== Supplied information ==

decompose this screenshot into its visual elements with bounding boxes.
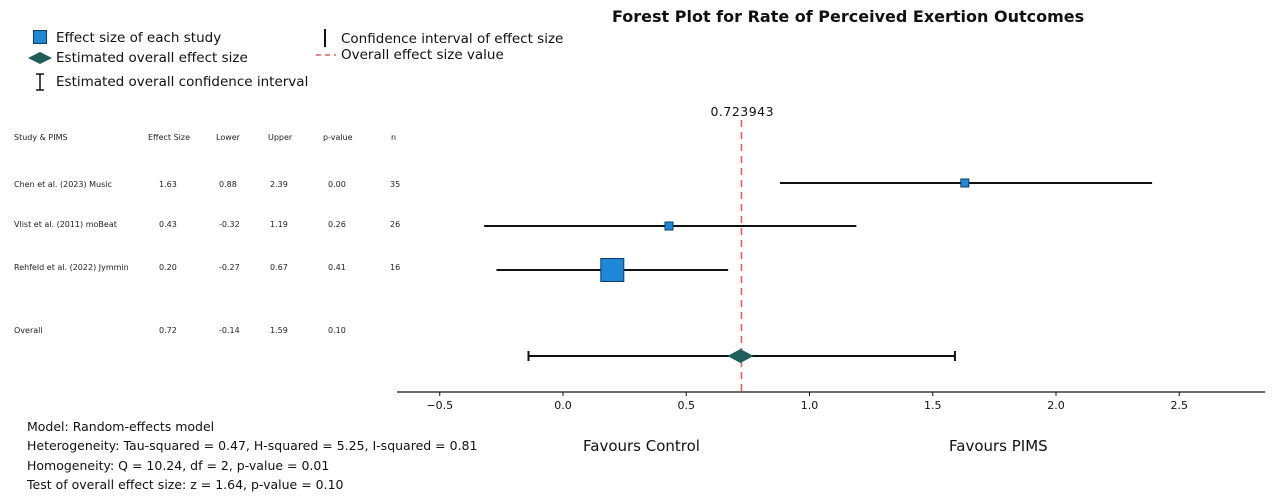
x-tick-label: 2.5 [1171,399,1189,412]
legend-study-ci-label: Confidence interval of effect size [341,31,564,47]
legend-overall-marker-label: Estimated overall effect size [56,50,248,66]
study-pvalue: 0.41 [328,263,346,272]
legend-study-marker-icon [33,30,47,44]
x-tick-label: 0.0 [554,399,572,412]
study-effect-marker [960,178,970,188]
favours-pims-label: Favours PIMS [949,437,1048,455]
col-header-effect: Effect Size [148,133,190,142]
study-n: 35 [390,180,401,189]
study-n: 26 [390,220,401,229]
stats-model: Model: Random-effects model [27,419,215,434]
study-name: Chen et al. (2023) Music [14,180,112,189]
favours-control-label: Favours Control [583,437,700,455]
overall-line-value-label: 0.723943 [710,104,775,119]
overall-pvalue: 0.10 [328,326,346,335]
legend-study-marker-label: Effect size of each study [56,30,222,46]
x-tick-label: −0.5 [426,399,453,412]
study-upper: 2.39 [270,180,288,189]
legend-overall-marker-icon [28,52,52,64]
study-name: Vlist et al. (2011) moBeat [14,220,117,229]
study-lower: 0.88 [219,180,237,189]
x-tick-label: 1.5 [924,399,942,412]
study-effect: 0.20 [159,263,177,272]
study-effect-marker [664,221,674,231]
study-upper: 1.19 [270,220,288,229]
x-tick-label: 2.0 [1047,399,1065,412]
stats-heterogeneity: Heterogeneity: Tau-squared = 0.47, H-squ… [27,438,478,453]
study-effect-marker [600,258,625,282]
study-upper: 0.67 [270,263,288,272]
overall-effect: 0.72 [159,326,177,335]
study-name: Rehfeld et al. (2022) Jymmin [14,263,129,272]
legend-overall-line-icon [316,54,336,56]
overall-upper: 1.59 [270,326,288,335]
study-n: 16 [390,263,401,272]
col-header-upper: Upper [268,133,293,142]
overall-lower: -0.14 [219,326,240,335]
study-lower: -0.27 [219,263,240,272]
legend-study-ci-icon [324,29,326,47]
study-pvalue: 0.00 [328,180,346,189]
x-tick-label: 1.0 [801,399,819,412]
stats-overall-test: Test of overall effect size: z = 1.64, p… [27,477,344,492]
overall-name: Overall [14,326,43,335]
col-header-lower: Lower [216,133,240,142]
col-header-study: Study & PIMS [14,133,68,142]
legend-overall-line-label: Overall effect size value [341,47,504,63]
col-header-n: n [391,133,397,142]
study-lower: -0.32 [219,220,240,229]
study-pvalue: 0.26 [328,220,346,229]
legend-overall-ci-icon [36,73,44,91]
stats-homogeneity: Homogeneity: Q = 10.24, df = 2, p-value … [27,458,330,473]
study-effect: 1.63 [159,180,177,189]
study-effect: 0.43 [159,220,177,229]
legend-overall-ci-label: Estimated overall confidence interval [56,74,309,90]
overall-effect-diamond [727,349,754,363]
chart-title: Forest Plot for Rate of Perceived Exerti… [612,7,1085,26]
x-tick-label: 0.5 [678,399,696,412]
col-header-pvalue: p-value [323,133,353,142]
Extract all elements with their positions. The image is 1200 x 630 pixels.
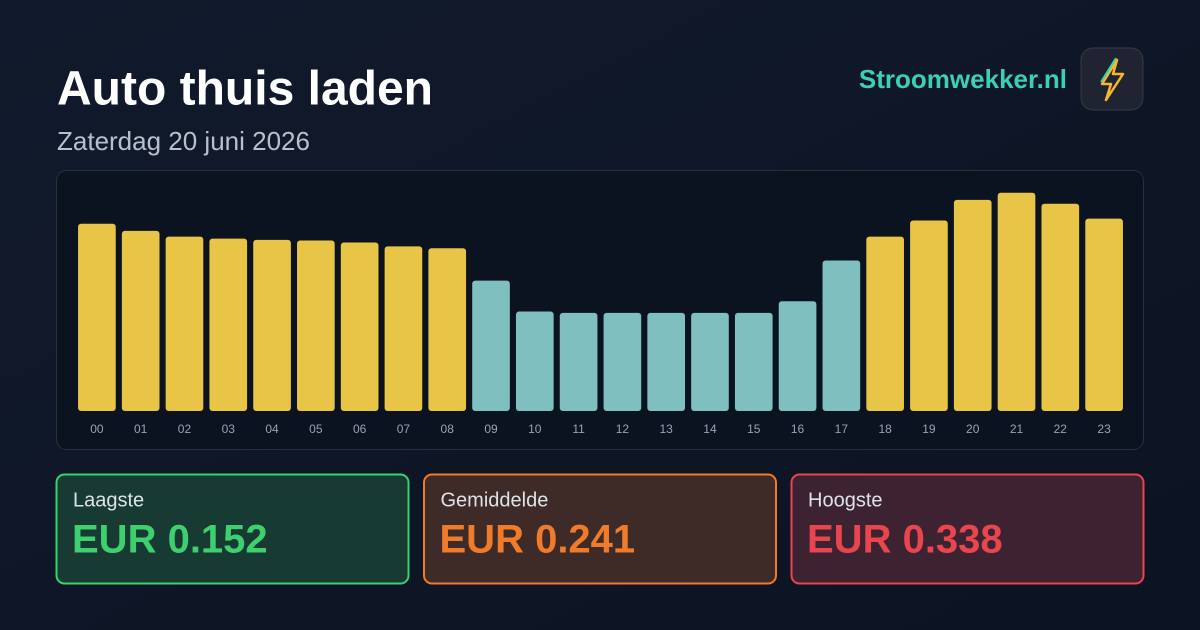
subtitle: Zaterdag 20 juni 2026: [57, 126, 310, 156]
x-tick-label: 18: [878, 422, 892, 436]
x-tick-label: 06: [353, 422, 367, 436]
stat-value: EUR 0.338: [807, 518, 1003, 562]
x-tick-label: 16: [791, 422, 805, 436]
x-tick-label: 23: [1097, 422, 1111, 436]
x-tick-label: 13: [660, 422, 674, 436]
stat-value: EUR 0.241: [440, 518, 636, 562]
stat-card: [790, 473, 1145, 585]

===

→ Task
Copy all of the lines above word for word, leaving out the pictures.

→ Output of the exercise
decompose this screenshot into its visual elements with bounding boxes.
x-tick-label: 2.5 [1171,399,1189,412]
legend-study-ci-label: Confidence interval of effect size [341,31,564,47]
legend-overall-marker-label: Estimated overall effect size [56,50,248,66]
study-pvalue: 0.41 [328,263,346,272]
legend-study-marker-icon [33,30,47,44]
x-tick-label: 0.0 [554,399,572,412]
study-effect-marker [960,178,970,188]
favours-pims-label: Favours PIMS [949,437,1048,455]
col-header-effect: Effect Size [148,133,190,142]
study-n: 35 [390,180,401,189]
study-n: 26 [390,220,401,229]
stats-model: Model: Random-effects model [27,419,215,434]
study-name: Chen et al. (2023) Music [14,180,112,189]
favours-control-label: Favours Control [583,437,700,455]
overall-line-value-label: 0.723943 [710,104,775,119]
overall-pvalue: 0.10 [328,326,346,335]
legend-study-marker-label: Effect size of each study [56,30,222,46]
x-tick-label: −0.5 [426,399,453,412]
study-upper: 2.39 [270,180,288,189]
legend-overall-marker-icon [28,52,52,64]
study-name: Vlist et al. (2011) moBeat [14,220,117,229]
study-lower: 0.88 [219,180,237,189]
x-tick-label: 1.5 [924,399,942,412]
study-effect: 0.20 [159,263,177,272]
study-effect-marker [664,221,674,231]
study-upper: 1.19 [270,220,288,229]
x-tick-label: 2.0 [1047,399,1065,412]
stats-heterogeneity: Heterogeneity: Tau-squared = 0.47, H-squ… [27,438,478,453]
study-effect-marker [600,258,625,282]
study-upper: 0.67 [270,263,288,272]
overall-effect: 0.72 [159,326,177,335]
study-name: Rehfeld et al. (2022) Jymmin [14,263,129,272]
legend-overall-line-icon [316,54,336,56]
overall-upper: 1.59 [270,326,288,335]
study-n: 16 [390,263,401,272]
col-header-upper: Upper [268,133,293,142]
overall-lower: -0.14 [219,326,240,335]
study-lower: -0.27 [219,263,240,272]
legend-study-ci-icon [324,29,326,47]
study-pvalue: 0.00 [328,180,346,189]
x-tick-label: 1.0 [801,399,819,412]
stats-overall-test: Test of overall effect size: z = 1.64, p… [27,477,344,492]
overall-name: Overall [14,326,43,335]
col-header-lower: Lower [216,133,240,142]
col-header-study: Study & PIMS [14,133,68,142]
legend-overall-line-label: Overall effect size value [341,47,504,63]
col-header-n: n [391,133,397,142]
study-lower: -0.32 [219,220,240,229]
study-pvalue: 0.26 [328,220,346,229]
legend-overall-ci-icon [36,73,44,91]
stats-homogeneity: Homogeneity: Q = 10.24, df = 2, p-value … [27,458,330,473]
study-effect: 1.63 [159,180,177,189]
study-effect: 0.43 [159,220,177,229]
legend-overall-ci-label: Estimated overall confidence interval [56,74,309,90]
overall-effect-diamond [727,349,754,363]
chart-title: Forest Plot for Rate of Perceived Exerti… [612,7,1085,26]
x-tick-label: 0.5 [678,399,696,412]
col-header-pvalue: p-value [323,133,353,142]
Extract all elements with their positions. The image is 1200 x 630 pixels.
subtitle: Zaterdag 20 juni 2026: [57, 126, 310, 156]
x-tick-label: 18: [878, 422, 892, 436]
x-tick-label: 06: [353, 422, 367, 436]
stat-value: EUR 0.338: [807, 518, 1003, 562]
x-tick-label: 16: [791, 422, 805, 436]
x-tick-label: 23: [1097, 422, 1111, 436]
x-tick-label: 13: [660, 422, 674, 436]
stat-value: EUR 0.241: [440, 518, 636, 562]
stat-card: [790, 473, 1145, 585]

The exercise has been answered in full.